[Directions] Reproduce every one of the rows below with each "background-lower" swapped for "background-bottom", leaving the rest unchanged. Omit the pictures from your answer.

[Data supplied]

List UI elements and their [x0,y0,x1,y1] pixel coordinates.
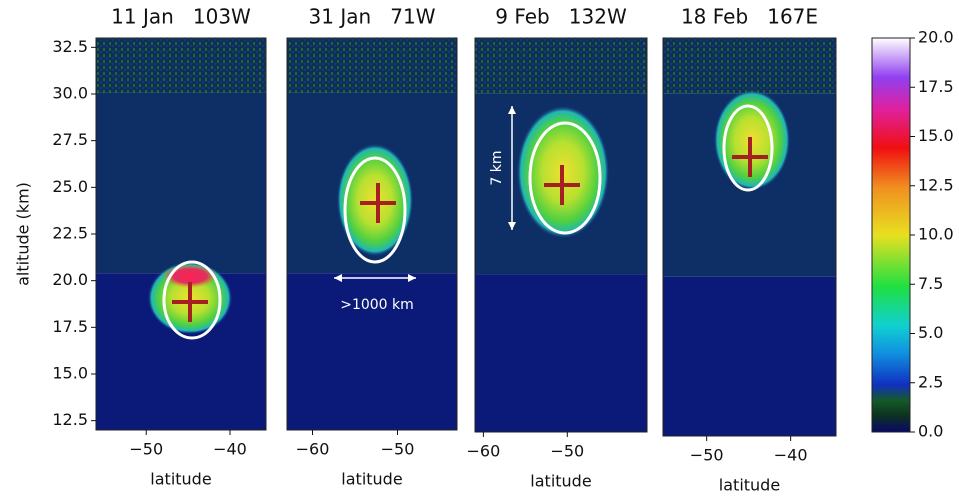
background-lower [475,274,647,432]
background-upper [663,38,836,94]
colorbar-tick-label: 5.0 [918,323,943,342]
colorbar-tick-label: 20.0 [918,28,954,47]
background-lower [287,273,457,430]
background-upper [475,38,647,94]
y-tick-label: 15.0 [52,364,88,383]
colorbar [871,37,911,433]
y-tick-label: 32.5 [52,37,88,56]
colorbar-tick-label: 15.0 [918,126,954,145]
y-tick-label: 30.0 [52,84,88,103]
annotation: 7 km [489,150,505,185]
plot-frame [474,37,648,433]
x-axis-label: latitude [341,470,402,489]
colorbar-tick-label: 17.5 [918,77,954,96]
panel-title: 9 Feb 132W [495,5,627,29]
plot-frame [662,37,837,437]
contour [162,260,222,340]
x-tick-label: −40 [774,446,808,465]
annotation: >1000 km [340,297,414,313]
colorbar-tick-label: 0.0 [918,422,943,441]
y-tick-label: 20.0 [52,270,88,289]
x-axis-label: latitude [719,476,780,495]
x-tick-label: −50 [129,440,163,459]
background-lower [663,276,836,436]
contour [343,156,407,264]
panel-title: 11 Jan 103W [111,5,251,29]
colorbar-tick-label: 2.5 [918,372,943,391]
colorbar-tick-label: 10.0 [918,225,954,244]
colorbar-tick-label: 7.5 [918,274,943,293]
y-tick-label: 12.5 [52,410,88,429]
colorbar-tick-label: 12.5 [918,175,954,194]
panel-title: 31 Jan 71W [309,5,436,29]
background-middle [96,92,266,274]
y-axis-label: altitude (km) [14,182,33,286]
y-tick-label: 25.0 [52,177,88,196]
plume [337,144,413,256]
x-tick-label: −60 [296,440,330,459]
x-tick-label: −50 [381,440,415,459]
y-tick-label: 17.5 [52,317,88,336]
x-tick-label: −60 [467,442,501,461]
y-tick-label: 22.5 [52,224,88,243]
plot-frame [286,37,458,431]
x-axis-label: latitude [530,472,591,491]
contour [528,121,602,235]
x-axis-label: latitude [150,470,211,489]
x-tick-label: −50 [690,446,724,465]
x-tick-label: −50 [550,442,584,461]
background-upper [96,38,266,93]
panel-title: 18 Feb 167E [681,5,818,29]
y-tick-label: 27.5 [52,130,88,149]
x-tick-label: −40 [213,440,247,459]
background-upper [287,38,457,93]
contour [722,104,774,192]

[Reply]
List UI elements and their [x0,y0,x1,y1] pixel coordinates.
background-bottom [475,274,647,432]
background-upper [663,38,836,94]
colorbar-tick-label: 5.0 [918,323,943,342]
colorbar-tick-label: 20.0 [918,28,954,47]
background-bottom [287,273,457,430]
background-upper [475,38,647,94]
y-tick-label: 15.0 [52,364,88,383]
colorbar [871,37,911,433]
y-tick-label: 32.5 [52,37,88,56]
colorbar-tick-label: 15.0 [918,126,954,145]
y-tick-label: 30.0 [52,84,88,103]
annotation: 7 km [489,150,505,185]
plot-frame [474,37,648,433]
x-axis-label: latitude [341,470,402,489]
colorbar-tick-label: 17.5 [918,77,954,96]
panel-title: 9 Feb 132W [495,5,627,29]
plot-frame [662,37,837,437]
contour [162,260,222,340]
x-tick-label: −40 [774,446,808,465]
annotation: >1000 km [340,297,414,313]
colorbar-tick-label: 0.0 [918,422,943,441]
y-tick-label: 20.0 [52,270,88,289]
x-axis-label: latitude [719,476,780,495]
x-tick-label: −50 [129,440,163,459]
background-bottom [663,276,836,436]
contour [343,156,407,264]
panel-title: 11 Jan 103W [111,5,251,29]
colorbar-tick-label: 2.5 [918,372,943,391]
colorbar-tick-label: 10.0 [918,225,954,244]
colorbar-tick-label: 7.5 [918,274,943,293]
y-tick-label: 12.5 [52,410,88,429]
colorbar-tick-label: 12.5 [918,175,954,194]
panel-title: 31 Jan 71W [309,5,436,29]
background-middle [96,92,266,274]
y-axis-label: altitude (km) [14,182,33,286]
y-tick-label: 25.0 [52,177,88,196]
plume [337,144,413,256]
x-tick-label: −60 [296,440,330,459]
x-tick-label: −50 [381,440,415,459]
y-tick-label: 17.5 [52,317,88,336]
x-tick-label: −60 [467,442,501,461]
y-tick-label: 22.5 [52,224,88,243]
plot-frame [286,37,458,431]
x-axis-label: latitude [530,472,591,491]
contour [528,121,602,235]
x-axis-label: latitude [150,470,211,489]
x-tick-label: −50 [690,446,724,465]
x-tick-label: −50 [550,442,584,461]
background-upper [96,38,266,93]
panel-title: 18 Feb 167E [681,5,818,29]
y-tick-label: 27.5 [52,130,88,149]
x-tick-label: −40 [213,440,247,459]
background-upper [287,38,457,93]
contour [722,104,774,192]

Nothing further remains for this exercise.